■ PROBLEM ■
In the copy, include every entry exactly but none of the pictures.

* START RAW DATA *

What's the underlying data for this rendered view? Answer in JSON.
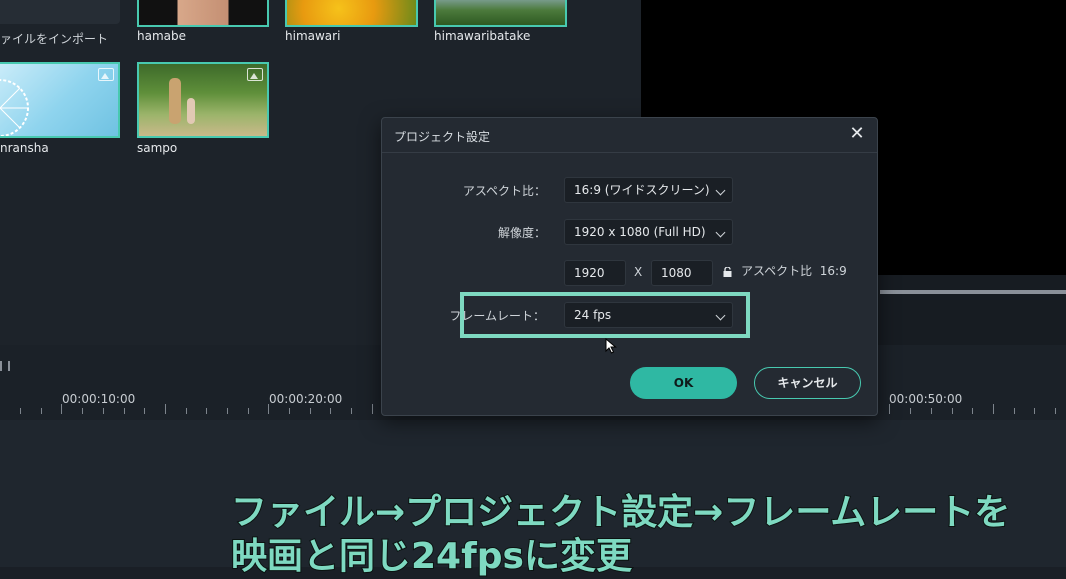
{
  "media": {
    "import_label": "ァイルをインポート",
    "clips": [
      {
        "name": "hamabe"
      },
      {
        "name": "himawari"
      },
      {
        "name": "himawaribatake"
      },
      {
        "name": "kanransha"
      },
      {
        "name": "sampo"
      }
    ],
    "clip_name_partial": "nransha"
  },
  "timeline": {
    "timecodes": [
      "00:00:10:00",
      "00:00:20:00",
      "00:00:50:00"
    ]
  },
  "dialog": {
    "title": "プロジェクト設定",
    "aspect_label": "アスペクト比：",
    "aspect_value": "16:9 (ワイドスクリーン)",
    "resolution_label": "解像度：",
    "resolution_value": "1920 x 1080 (Full HD)",
    "width_value": "1920",
    "x_sep": "X",
    "height_value": "1080",
    "aspect_note": "アスペクト比  16:9",
    "framerate_label": "フレームレート：",
    "framerate_value": "24 fps",
    "ok_label": "OK",
    "cancel_label": "キャンセル"
  },
  "caption": {
    "line1": "ファイル→プロジェクト設定→フレームレートを",
    "line2": "映画と同じ24fpsに変更"
  },
  "colors": {
    "accent": "#48c9b0",
    "highlight": "#7ed9c1",
    "dialog_bg": "#242a32"
  }
}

* END RAW DATA *

■ EXERCISE SOLUTION ■
What's the underlying data for this rendered view? Answer in JSON.
{
  "media": {
    "import_label": "ァイルをインポート",
    "clips": [
      {
        "name": "hamabe"
      },
      {
        "name": "himawari"
      },
      {
        "name": "himawaribatake"
      },
      {
        "name": "kanransha"
      },
      {
        "name": "sampo"
      }
    ],
    "clip_name_partial": "nransha"
  },
  "timeline": {
    "timecodes": [
      "00:00:10:00",
      "00:00:20:00",
      "00:00:50:00"
    ]
  },
  "dialog": {
    "title": "プロジェクト設定",
    "aspect_label": "アスペクト比：",
    "aspect_value": "16:9 (ワイドスクリーン)",
    "resolution_label": "解像度：",
    "resolution_value": "1920 x 1080 (Full HD)",
    "width_value": "1920",
    "x_sep": "X",
    "height_value": "1080",
    "aspect_note": "アスペクト比  16:9",
    "framerate_label": "フレームレート：",
    "framerate_value": "24 fps",
    "ok_label": "OK",
    "cancel_label": "キャンセル"
  },
  "caption": {
    "line1": "ファイル→プロジェクト設定→フレームレートを",
    "line2": "映画と同じ24fpsに変更"
  },
  "colors": {
    "accent": "#48c9b0",
    "highlight": "#7ed9c1",
    "dialog_bg": "#242a32"
  }
}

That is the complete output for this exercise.